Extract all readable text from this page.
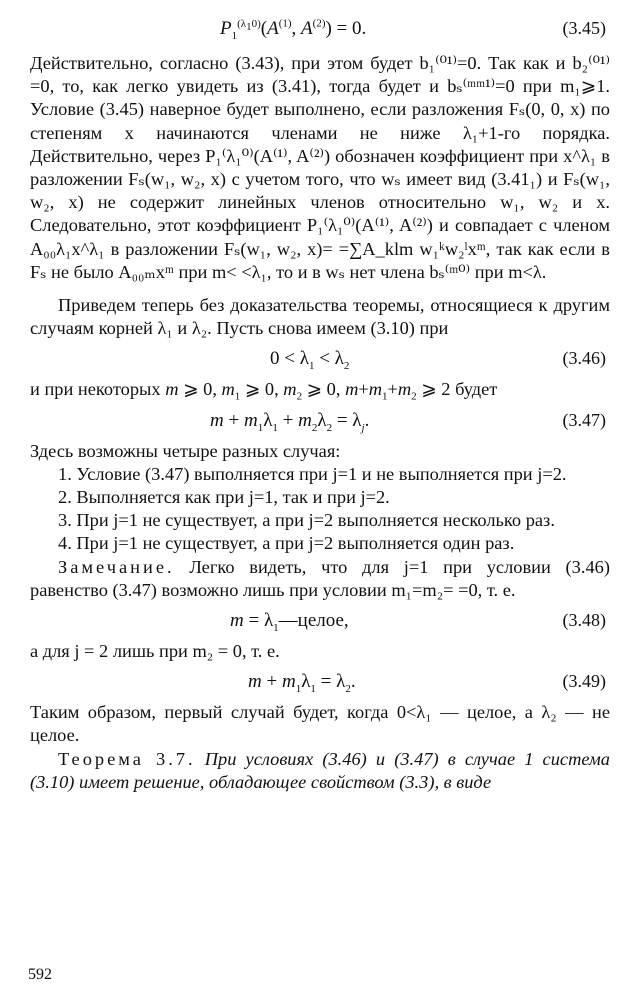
$P_1^{(\lambda_10)}(A^{(1)}$, $A^{(2)}) = 0$.	(3.45)

Действительно, согласно (3.43), при этом будет b₁⁽⁰¹⁾=0. Так как и b₂⁽⁰¹⁾=0, то, как легко увидеть из (3.41), тогда будет и bₛ⁽ᵐᵐ¹⁾=0 при m₁⩾1. Условие (3.45) наверное будет выполнено, если разложения Fₛ(0, 0, x) по степеням x начинаются членами не ниже λ₁+1-го порядка. Действительно, через P₁⁽λ₁⁰⁾(A⁽¹⁾, A⁽²⁾) обозначен коэффициент при x^λ₁ в разложении Fₛ(w₁, w₂, x) с учетом того, что wₛ имеет вид (3.41₁) и Fₛ(w₁, w₂, x) не содержит линейных членов относительно w₁, w₂ и x. Следовательно, этот коэффициент P₁⁽λ₁⁰⁾(A⁽¹⁾, A⁽²⁾) и совпадает с членом A₀₀λ₁x^λ₁ в разложении Fₛ(w₁, w₂, x)= =∑A_klm w₁ᵏw₂ˡxᵐ, так как если в Fₛ не было A₀₀ₘxᵐ при m< <λ₁, то и в wₛ нет члена bₛ⁽ᵐ⁰⁾ при m<λ.

Приведем теперь без доказательства теоремы, относящиеся к другим случаям корней λ₁ и λ₂. Пусть снова имеем (3.10) при

$0 < \lambda_1 < \lambda_2$	(3.46)

и при некоторых m ⩾ 0, $m_1$ ⩾ 0, $m_2$ ⩾ 0, $m+m_1+m_2$ ⩾ 2 будет

$m + m_1\lambda_1 + m_2\lambda_2 = \lambda_j$.	(3.47)

Здесь возможны четыре разных случая:

1. Условие (3.47) выполняется при j=1 и не выполняется при j=2.

2. Выполняется как при j=1, так и при j=2.

3. При j=1 не существует, а при j=2 выполняется несколько раз.

4. При j=1 не существует, а при j=2 выполняется один раз.

Замечание. Легко видеть, что для j=1 при условии (3.46) равенство (3.47) возможно лишь при условии m₁=m₂= =0, т. е.

$m = \lambda_1—целое$,	(3.48)

а для j = 2 лишь при m₂ = 0, т. е.

$m + m_1\lambda_1 = \lambda_2$.	(3.49)

Таким образом, первый случай будет, когда 0<λ₁ — целое, а λ₂ — не целое.

Теорема 3.7. При условиях (3.46) и (3.47) в случае 1 система (3.10) имеет решение, обладающее свойством (3.3), в виде

592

------------------------------------

• TASK BRIEF:
Copy each line from the records above that includes the string "существует".

• ANSWER IN FULL:
3. При j=1 не существует, а при j=2 выполняется несколько раз.
4. При j=1 не существует, а при j=2 выполняется один раз.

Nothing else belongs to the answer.